For every line in the data below that contains "Cost", copy the line.
○ ○ ○ ○
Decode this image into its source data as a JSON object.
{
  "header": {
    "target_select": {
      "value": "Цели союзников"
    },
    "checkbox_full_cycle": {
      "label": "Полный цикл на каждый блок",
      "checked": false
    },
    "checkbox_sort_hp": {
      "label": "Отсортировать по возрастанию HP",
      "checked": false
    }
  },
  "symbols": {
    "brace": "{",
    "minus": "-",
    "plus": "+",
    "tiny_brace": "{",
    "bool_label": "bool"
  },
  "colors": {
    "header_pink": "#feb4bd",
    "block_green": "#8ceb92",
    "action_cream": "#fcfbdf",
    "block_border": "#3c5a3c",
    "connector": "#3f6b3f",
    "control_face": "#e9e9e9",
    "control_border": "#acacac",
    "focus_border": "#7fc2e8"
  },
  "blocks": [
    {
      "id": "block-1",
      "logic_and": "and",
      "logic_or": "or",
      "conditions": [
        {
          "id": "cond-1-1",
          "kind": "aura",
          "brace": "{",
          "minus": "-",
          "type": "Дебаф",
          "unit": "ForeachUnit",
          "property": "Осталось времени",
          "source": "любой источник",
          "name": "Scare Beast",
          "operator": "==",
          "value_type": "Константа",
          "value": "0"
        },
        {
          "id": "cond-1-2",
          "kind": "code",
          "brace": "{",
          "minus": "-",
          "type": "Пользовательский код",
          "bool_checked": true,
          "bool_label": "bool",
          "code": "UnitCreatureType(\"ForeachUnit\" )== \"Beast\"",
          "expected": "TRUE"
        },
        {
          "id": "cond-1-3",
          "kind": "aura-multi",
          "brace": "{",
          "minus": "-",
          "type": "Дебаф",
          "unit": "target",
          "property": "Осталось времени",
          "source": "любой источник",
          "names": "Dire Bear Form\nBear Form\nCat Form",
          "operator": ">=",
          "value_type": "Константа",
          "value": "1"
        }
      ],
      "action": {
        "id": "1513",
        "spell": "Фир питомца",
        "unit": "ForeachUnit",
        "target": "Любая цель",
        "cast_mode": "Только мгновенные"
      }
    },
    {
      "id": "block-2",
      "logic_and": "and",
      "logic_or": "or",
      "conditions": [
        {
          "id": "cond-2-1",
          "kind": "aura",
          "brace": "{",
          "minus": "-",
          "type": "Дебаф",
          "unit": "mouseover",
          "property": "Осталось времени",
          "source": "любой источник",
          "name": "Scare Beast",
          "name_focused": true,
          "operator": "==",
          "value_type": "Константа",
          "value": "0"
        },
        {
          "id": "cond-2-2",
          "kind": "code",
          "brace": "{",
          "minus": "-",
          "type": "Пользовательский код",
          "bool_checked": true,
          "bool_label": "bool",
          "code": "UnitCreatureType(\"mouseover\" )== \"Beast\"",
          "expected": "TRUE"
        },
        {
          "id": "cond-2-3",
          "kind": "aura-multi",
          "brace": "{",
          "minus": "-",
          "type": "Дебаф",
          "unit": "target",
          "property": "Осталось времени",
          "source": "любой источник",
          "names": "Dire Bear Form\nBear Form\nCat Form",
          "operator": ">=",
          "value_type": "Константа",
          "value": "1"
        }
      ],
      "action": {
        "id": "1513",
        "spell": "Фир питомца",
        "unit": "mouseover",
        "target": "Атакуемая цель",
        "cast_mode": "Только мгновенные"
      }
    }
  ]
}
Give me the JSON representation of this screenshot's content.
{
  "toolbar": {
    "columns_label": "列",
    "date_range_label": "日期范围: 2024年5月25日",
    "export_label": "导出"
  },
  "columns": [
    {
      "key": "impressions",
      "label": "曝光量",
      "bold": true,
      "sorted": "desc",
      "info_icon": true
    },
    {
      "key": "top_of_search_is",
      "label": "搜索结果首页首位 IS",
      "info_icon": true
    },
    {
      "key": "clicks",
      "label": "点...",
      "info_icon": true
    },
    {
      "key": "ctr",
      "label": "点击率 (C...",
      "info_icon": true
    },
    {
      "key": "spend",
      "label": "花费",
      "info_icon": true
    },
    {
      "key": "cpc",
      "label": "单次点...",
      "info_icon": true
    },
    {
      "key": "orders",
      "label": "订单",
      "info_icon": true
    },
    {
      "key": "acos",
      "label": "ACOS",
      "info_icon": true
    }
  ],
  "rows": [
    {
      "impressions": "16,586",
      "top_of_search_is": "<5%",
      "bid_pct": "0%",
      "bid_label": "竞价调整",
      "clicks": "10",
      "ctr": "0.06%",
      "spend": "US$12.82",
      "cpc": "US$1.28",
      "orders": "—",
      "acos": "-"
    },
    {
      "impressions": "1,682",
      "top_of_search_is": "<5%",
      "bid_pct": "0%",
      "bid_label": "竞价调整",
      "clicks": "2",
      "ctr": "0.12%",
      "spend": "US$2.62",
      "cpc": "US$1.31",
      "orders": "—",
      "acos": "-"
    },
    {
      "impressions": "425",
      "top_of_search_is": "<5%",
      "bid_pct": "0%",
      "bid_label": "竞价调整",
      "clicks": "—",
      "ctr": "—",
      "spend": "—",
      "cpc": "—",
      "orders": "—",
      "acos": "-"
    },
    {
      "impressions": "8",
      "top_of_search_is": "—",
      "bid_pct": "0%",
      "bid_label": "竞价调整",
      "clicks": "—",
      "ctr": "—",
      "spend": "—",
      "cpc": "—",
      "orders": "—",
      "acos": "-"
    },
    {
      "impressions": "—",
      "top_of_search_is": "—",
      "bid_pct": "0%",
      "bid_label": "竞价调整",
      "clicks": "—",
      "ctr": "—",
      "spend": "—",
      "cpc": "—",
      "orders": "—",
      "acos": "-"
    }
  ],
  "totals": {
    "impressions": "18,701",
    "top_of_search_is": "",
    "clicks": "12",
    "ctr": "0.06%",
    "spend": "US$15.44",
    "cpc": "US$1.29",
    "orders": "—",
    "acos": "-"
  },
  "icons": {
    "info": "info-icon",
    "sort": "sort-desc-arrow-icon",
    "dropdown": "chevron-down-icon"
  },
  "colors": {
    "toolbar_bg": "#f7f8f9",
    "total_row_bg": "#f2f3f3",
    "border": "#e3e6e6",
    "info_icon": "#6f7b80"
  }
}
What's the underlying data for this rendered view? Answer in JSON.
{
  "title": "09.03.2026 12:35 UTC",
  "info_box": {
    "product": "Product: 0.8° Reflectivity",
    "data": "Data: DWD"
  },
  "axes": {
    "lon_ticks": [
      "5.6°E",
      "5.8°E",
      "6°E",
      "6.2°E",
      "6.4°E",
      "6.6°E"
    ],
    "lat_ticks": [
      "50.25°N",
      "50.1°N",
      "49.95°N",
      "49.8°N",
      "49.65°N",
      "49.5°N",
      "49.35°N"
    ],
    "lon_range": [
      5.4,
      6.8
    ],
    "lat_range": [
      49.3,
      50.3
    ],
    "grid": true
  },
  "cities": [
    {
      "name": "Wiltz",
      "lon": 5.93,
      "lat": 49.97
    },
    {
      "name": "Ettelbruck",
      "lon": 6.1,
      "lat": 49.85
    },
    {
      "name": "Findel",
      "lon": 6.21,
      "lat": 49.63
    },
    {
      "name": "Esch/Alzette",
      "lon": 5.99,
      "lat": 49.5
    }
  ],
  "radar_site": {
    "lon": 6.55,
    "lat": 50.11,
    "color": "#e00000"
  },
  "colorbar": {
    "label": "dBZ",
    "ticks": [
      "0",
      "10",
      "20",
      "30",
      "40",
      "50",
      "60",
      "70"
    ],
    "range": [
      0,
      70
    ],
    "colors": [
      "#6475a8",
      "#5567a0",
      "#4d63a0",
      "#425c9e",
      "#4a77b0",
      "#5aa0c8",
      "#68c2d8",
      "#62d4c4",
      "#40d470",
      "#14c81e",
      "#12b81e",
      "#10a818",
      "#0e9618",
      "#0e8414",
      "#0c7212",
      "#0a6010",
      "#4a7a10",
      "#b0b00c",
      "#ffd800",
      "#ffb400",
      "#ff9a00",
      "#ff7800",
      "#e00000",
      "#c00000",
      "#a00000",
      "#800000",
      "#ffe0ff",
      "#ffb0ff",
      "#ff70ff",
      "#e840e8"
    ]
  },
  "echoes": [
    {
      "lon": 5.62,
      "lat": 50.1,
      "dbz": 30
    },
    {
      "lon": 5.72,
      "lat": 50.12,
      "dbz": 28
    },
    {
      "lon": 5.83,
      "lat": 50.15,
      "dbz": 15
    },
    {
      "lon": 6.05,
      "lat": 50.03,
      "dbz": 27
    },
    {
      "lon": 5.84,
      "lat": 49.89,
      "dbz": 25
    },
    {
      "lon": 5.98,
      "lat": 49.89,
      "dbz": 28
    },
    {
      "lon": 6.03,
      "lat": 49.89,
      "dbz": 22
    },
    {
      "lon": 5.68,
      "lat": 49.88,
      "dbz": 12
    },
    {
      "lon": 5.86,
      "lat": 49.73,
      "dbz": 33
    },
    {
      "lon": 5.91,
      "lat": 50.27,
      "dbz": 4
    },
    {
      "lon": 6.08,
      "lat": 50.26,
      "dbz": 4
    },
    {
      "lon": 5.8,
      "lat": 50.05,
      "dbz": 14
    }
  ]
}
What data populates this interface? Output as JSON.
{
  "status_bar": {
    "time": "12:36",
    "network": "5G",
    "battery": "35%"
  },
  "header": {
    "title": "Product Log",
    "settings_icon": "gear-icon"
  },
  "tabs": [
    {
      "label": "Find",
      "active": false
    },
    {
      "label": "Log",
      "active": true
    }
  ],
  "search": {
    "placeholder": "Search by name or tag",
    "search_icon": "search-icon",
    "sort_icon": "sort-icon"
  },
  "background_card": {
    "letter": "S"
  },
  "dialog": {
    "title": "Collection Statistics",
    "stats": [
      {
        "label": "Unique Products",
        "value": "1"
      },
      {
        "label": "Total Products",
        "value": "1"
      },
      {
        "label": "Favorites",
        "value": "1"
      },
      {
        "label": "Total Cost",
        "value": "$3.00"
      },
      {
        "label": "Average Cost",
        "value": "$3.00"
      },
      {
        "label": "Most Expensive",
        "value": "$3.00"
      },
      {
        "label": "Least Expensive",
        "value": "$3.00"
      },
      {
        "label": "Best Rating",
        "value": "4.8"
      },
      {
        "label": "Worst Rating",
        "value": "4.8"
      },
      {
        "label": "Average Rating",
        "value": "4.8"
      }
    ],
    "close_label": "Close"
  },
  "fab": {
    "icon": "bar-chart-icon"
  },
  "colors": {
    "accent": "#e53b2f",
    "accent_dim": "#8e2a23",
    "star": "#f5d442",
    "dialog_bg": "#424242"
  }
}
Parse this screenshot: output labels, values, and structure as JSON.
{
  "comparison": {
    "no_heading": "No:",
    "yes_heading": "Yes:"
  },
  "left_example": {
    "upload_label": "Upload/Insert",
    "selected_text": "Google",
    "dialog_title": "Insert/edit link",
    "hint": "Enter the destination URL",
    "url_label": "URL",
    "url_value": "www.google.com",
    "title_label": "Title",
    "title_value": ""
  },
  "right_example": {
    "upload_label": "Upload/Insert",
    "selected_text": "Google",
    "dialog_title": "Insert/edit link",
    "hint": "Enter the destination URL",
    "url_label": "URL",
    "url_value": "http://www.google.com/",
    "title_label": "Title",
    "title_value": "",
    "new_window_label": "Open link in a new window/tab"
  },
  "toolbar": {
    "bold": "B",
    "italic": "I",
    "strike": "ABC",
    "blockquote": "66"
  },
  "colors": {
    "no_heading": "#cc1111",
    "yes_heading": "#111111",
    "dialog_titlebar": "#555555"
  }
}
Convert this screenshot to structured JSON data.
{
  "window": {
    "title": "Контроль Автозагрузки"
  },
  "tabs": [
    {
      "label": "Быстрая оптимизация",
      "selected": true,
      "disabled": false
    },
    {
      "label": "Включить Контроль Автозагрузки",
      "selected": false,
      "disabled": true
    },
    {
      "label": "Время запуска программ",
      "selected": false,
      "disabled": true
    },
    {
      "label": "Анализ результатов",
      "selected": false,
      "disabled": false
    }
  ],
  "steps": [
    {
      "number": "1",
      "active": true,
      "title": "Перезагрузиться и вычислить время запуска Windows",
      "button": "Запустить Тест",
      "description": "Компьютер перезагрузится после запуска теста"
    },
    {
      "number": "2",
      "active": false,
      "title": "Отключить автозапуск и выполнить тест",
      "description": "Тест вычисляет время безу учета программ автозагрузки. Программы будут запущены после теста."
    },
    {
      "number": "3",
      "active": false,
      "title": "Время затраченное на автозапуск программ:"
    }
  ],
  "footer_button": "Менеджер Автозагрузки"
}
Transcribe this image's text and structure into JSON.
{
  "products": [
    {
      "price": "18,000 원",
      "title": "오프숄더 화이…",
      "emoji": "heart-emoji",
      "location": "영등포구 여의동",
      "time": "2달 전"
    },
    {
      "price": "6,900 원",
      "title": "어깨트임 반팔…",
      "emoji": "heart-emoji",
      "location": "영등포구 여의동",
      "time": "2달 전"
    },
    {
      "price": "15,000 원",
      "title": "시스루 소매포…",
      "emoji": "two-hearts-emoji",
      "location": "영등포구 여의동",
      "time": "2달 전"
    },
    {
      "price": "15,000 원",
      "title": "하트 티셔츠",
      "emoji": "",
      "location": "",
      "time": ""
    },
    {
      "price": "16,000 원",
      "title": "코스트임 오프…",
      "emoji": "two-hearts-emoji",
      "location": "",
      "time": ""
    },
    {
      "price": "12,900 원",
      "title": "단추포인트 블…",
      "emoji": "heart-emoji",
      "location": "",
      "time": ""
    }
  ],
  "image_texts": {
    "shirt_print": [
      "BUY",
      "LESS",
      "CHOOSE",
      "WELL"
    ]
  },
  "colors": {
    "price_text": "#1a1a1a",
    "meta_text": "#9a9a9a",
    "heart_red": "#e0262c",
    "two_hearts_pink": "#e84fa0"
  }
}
○ ○ ○ ○
• _RESPONSE_
        "label": "Total Cost",
        "label": "Average Cost",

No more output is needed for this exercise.